-- start of Records provided --

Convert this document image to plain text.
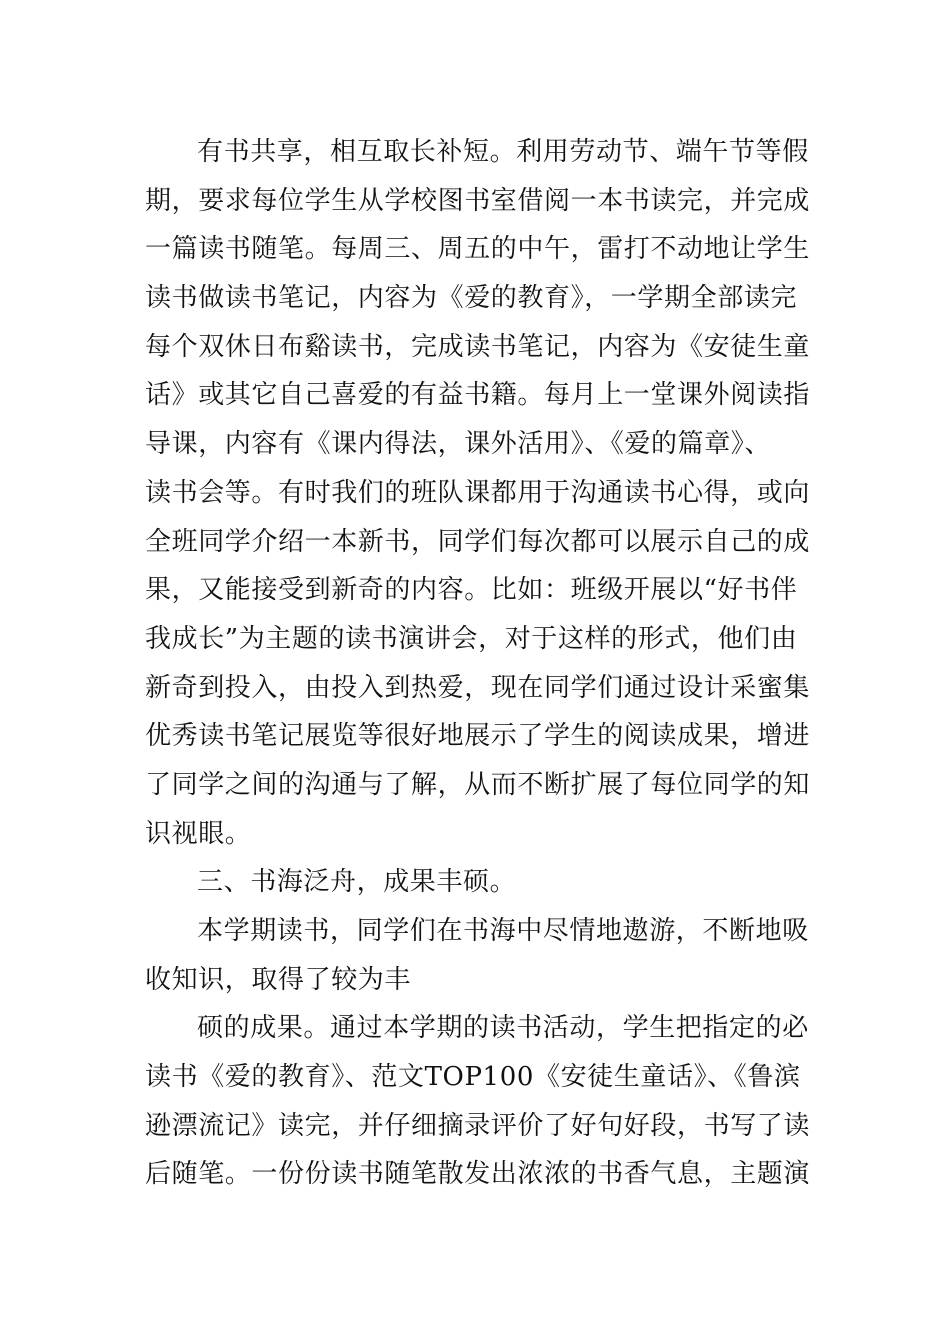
有书共享，相互取长补短。利用劳动节、端午节等假
期，要求每位学生从学校图书室借阅一本书读完，并完成
一篇读书随笔。每周三、周五的中午，雷打不动地让学生
读书做读书笔记，内容为《爱的教育》，一学期全部读完
每个双休日布谿读书，完成读书笔记，内容为《安徒生童
话》或其它自己喜爱的有益书籍。每月上一堂课外阅读指
导课，内容有《课内得法，课外活用》、《爱的篇章》、
读书会等。有时我们的班队课都用于沟通读书心得，或向
全班同学介绍一本新书，同学们每次都可以展示自己的成
果，又能接受到新奇的内容。比如：班级开展以“好书伴
我成长”为主题的读书演讲会，对于这样的形式，他们由
新奇到投入，由投入到热爱，现在同学们通过设计采蜜集
优秀读书笔记展览等很好地展示了学生的阅读成果，增进
了同学之间的沟通与了解，从而不断扩展了每位同学的知
识视眼。
三、书海泛舟，成果丰硕。
本学期读书，同学们在书海中尽情地遨游，不断地吸
收知识，取得了较为丰
硕的成果。通过本学期的读书活动，学生把指定的必
读书《爱的教育》、范文TOP100《安徒生童话》、《鲁滨
逊漂流记》读完，并仔细摘录评价了好句好段，书写了读
后随笔。一份份读书随笔散发出浓浓的书香气息，主题演
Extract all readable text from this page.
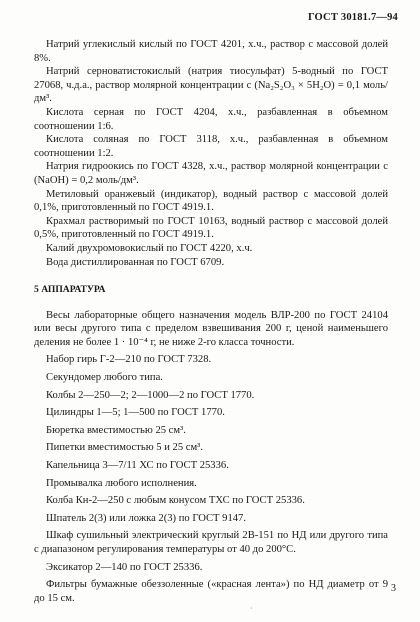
ГОСТ 30181.7—94

Натрий углекислый кислый по ГОСТ 4201, х.ч., раствор с массовой долей 8%.

Натрий серноватистокислый (натрия тиосульфат) 5-водный по ГОСТ 27068, ч.д.а., раствор молярной концентрации c (Na₂S₂O₃ × 5H₂O) = 0,1 моль/дм³.

Кислота серная по ГОСТ 4204, х.ч., разбавленная в объемном соотношении 1:6.

Кислота соляная по ГОСТ 3118, х.ч., разбавленная в объемном соотношении 1:2.

Натрия гидроокись по ГОСТ 4328, х.ч., раствор молярной концентрации c (NaOH) = 0,2 моль/дм³.

Метиловый оранжевый (индикатор), водный раствор с массовой долей 0,1%, приготовленный по ГОСТ 4919.1.

Крахмал растворимый по ГОСТ 10163, водный раствор с массовой долей 0,5%, приготовленный по ГОСТ 4919.1.

Калий двухромовокислый по ГОСТ 4220, х.ч.

Вода дистиллированная по ГОСТ 6709.

5 АППАРАТУРА

Весы лабораторные общего назначения модель ВЛР-200 по ГОСТ 24104 или весы другого типа с пределом взвешивания 200 г, ценой наименьшего деления не более 1 · 10⁻⁴ г, не ниже 2-го класса точности.

Набор гирь Г-2—210 по ГОСТ 7328.

Секундомер любого типа.

Колбы 2—250—2; 2—1000—2 по ГОСТ 1770.

Цилиндры 1—5; 1—500 по ГОСТ 1770.

Бюретка вместимостью 25 см³.

Пипетки вместимостью 5 и 25 см³.

Капельница 3—7/11 ХС по ГОСТ 25336.

Промывалка любого исполнения.

Колба Кн-2—250 с любым конусом ТХС по ГОСТ 25336.

Шпатель 2(3) или ложка 2(3) по ГОСТ 9147.

Шкаф сушильный электрический круглый 2В-151 по НД или другого типа с диапазоном регулирования температуры от 40 до 200°С.

Эксикатор 2—140 по ГОСТ 25336.

Фильтры бумажные обеззоленные («красная лента») по НД диаметр от 9 до 15 см.

3
·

-- end of Records provided --

Exercise aim:
Each record should be quoted exactly, with the images omitted.

Result of the exercise:
Convert this document image to plain text.
有书共享，相互取长补短。利用劳动节、端午节等假
期，要求每位学生从学校图书室借阅一本书读完，并完成
一篇读书随笔。每周三、周五的中午，雷打不动地让学生
读书做读书笔记，内容为《爱的教育》，一学期全部读完
每个双休日布谿读书，完成读书笔记，内容为《安徒生童
话》或其它自己喜爱的有益书籍。每月上一堂课外阅读指
导课，内容有《课内得法，课外活用》、《爱的篇章》、
读书会等。有时我们的班队课都用于沟通读书心得，或向
全班同学介绍一本新书，同学们每次都可以展示自己的成
果，又能接受到新奇的内容。比如：班级开展以“好书伴
我成长”为主题的读书演讲会，对于这样的形式，他们由
新奇到投入，由投入到热爱，现在同学们通过设计采蜜集
优秀读书笔记展览等很好地展示了学生的阅读成果，增进
了同学之间的沟通与了解，从而不断扩展了每位同学的知
识视眼。
三、书海泛舟，成果丰硕。
本学期读书，同学们在书海中尽情地遨游，不断地吸
收知识，取得了较为丰
硕的成果。通过本学期的读书活动，学生把指定的必
读书《爱的教育》、范文TOP100《安徒生童话》、《鲁滨
逊漂流记》读完，并仔细摘录评价了好句好段，书写了读
后随笔。一份份读书随笔散发出浓浓的书香气息，主题演
Extract all readable text from this page.
ГОСТ 30181.7—94

Натрий углекислый кислый по ГОСТ 4201, х.ч., раствор с массовой долей 8%.

Натрий серноватистокислый (натрия тиосульфат) 5-водный по ГОСТ 27068, ч.д.а., раствор молярной концентрации c (Na₂S₂O₃ × 5H₂O) = 0,1 моль/дм³.

Кислота серная по ГОСТ 4204, х.ч., разбавленная в объемном соотношении 1:6.

Кислота соляная по ГОСТ 3118, х.ч., разбавленная в объемном соотношении 1:2.

Натрия гидроокись по ГОСТ 4328, х.ч., раствор молярной концентрации c (NaOH) = 0,2 моль/дм³.

Метиловый оранжевый (индикатор), водный раствор с массовой долей 0,1%, приготовленный по ГОСТ 4919.1.

Крахмал растворимый по ГОСТ 10163, водный раствор с массовой долей 0,5%, приготовленный по ГОСТ 4919.1.

Калий двухромовокислый по ГОСТ 4220, х.ч.

Вода дистиллированная по ГОСТ 6709.

5 АППАРАТУРА

Весы лабораторные общего назначения модель ВЛР-200 по ГОСТ 24104 или весы другого типа с пределом взвешивания 200 г, ценой наименьшего деления не более 1 · 10⁻⁴ г, не ниже 2-го класса точности.

Набор гирь Г-2—210 по ГОСТ 7328.

Секундомер любого типа.

Колбы 2—250—2; 2—1000—2 по ГОСТ 1770.

Цилиндры 1—5; 1—500 по ГОСТ 1770.

Бюретка вместимостью 25 см³.

Пипетки вместимостью 5 и 25 см³.

Капельница 3—7/11 ХС по ГОСТ 25336.

Промывалка любого исполнения.

Колба Кн-2—250 с любым конусом ТХС по ГОСТ 25336.

Шпатель 2(3) или ложка 2(3) по ГОСТ 9147.

Шкаф сушильный электрический круглый 2В-151 по НД или другого типа с диапазоном регулирования температуры от 40 до 200°С.

Эксикатор 2—140 по ГОСТ 25336.

Фильтры бумажные обеззоленные («красная лента») по НД диаметр от 9 до 15 см.

3
·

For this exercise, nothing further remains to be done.